TASK INSTRUCTIONS:
(1) Extract word for word the part of the Leasehold valuation passage that opens with the words containing "Korobov, a partner" and closes with "net operating losses.".
(2) In the Leasehold valuation passage, why did Locatell apply a discounted rate of return of 8.5% when finding the Leasehold's fair market value for January 2010? Answer in one to three sentences.

** start of SUPPLIED PASSAGE **

Locatell, the president of real estate appraisal and consulting firm Appraisers and Planners Inc., averred that she conducted a comprehensive analysis of the Premises, which she described as an 11-story office building with 215,000 square feet of rentable space in midtown Manhattan (Locatell aff, exhibit A at 2). Locatell utilized the discounted cash flow or yield capitalization method, which converts future benefits into present value, to determine the fair market value of the Leasehold (Locatell aff, exhibit A at 12-13). Based upon a review of the Lease materials, economic trends, historic office market conditions, and Valoc's rental income and operating expenses, Locatell concluded that the fair market value of the Leasehold in January 2008 was $2.11 million (Locatell aff, ¶ 4[a]). Because the Lease expired in 2012, she applied a discounted rate of return of 8.5% and determined that the fair market value of the Leasehold in January 2010 was $1.28 million (Locatell aff, exhibit A at 21-23).
Korobov, a partner at accounting firm Marcum LLP, averred that his company was hired to analyze Valoc's financial condition. With regards to the financial analysis portion of his report, he observed that Valoc failed to report the four tax liens as liabilities on its balance sheets; that it underreported the fair market value of the Leasehold; that it reported negative shareholder equity each year; and that paying Miller's salary resulted in annual net operating losses.

** end of SUPPLIED PASSAGE **
** start of RAW DATA **

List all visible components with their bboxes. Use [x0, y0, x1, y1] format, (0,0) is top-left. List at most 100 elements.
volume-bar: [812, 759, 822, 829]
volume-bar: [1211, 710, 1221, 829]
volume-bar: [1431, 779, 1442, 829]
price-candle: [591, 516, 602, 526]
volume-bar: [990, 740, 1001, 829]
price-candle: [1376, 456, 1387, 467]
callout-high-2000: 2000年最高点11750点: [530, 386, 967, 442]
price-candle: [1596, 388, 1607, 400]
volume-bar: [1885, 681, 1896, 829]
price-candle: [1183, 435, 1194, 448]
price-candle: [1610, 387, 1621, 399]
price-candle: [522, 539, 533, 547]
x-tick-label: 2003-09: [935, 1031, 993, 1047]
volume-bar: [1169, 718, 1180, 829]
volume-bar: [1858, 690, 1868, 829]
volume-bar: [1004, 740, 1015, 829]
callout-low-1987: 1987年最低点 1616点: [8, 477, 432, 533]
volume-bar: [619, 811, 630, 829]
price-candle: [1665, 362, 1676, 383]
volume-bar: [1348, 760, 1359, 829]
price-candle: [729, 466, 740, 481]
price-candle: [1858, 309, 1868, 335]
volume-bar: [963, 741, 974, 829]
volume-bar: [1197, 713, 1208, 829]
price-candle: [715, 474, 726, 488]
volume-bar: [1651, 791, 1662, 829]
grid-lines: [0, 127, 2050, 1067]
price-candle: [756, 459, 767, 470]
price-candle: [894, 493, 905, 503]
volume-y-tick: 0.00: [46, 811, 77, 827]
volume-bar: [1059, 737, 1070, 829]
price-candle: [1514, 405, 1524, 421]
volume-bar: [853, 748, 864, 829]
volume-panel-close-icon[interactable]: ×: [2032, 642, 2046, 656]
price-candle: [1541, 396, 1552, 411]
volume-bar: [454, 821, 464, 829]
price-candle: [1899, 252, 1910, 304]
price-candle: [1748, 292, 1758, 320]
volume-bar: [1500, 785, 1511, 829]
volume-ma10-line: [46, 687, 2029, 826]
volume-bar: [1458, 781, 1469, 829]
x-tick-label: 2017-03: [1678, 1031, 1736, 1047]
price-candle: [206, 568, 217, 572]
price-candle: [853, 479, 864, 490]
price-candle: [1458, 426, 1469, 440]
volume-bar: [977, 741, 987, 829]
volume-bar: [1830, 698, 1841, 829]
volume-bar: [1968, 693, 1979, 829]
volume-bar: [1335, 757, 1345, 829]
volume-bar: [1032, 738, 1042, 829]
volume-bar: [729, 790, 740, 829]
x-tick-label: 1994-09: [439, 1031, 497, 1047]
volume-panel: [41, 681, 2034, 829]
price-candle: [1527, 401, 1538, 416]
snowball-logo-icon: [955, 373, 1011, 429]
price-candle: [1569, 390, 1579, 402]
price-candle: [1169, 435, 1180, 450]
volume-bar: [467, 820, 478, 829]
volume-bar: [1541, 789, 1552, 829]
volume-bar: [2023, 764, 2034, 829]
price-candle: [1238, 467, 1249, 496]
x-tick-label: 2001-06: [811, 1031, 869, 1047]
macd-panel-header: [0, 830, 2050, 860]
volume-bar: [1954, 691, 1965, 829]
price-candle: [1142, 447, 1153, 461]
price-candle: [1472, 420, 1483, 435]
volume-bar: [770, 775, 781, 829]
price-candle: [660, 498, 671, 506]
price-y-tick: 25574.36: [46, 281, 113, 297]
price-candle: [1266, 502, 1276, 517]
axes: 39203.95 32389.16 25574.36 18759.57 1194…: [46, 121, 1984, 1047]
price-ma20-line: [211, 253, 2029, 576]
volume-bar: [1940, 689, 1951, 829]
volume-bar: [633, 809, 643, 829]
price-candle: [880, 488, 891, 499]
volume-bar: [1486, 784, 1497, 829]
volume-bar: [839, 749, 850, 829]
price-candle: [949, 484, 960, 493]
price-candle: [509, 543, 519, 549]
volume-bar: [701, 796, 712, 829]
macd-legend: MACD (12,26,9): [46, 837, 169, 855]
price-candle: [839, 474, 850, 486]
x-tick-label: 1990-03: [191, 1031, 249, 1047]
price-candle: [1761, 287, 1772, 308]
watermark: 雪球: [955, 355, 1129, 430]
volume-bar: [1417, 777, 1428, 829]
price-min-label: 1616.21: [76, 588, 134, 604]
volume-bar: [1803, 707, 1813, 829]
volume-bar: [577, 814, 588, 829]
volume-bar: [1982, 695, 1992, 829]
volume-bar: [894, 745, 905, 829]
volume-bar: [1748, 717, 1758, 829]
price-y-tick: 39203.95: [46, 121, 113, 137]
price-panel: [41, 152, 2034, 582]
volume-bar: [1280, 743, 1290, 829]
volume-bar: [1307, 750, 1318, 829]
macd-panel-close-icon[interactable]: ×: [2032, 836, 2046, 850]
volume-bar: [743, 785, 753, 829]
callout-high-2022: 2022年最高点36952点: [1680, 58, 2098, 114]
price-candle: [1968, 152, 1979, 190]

** end of RAW DATA **

RESPONSES BY TASK:
(1)
Korobov, a partner at accounting firm Marcum LLP, averred that his company was hired to analyze Valoc's financial condition. With regards to the financial analysis portion of his report, he observed that Valoc failed to report the four tax liens as liabilities on its balance sheets; that it underreported the fair market value of the Leasehold; that it reported negative shareholder equity each year; and that paying Miller's salary resulted in annual net operating losses.

(2) She applied the 8.5% discounted rate of return because the Lease expired in 2012. Using that rate, she determined that the Leasehold's fair market value in January 2010 was $1.28 million.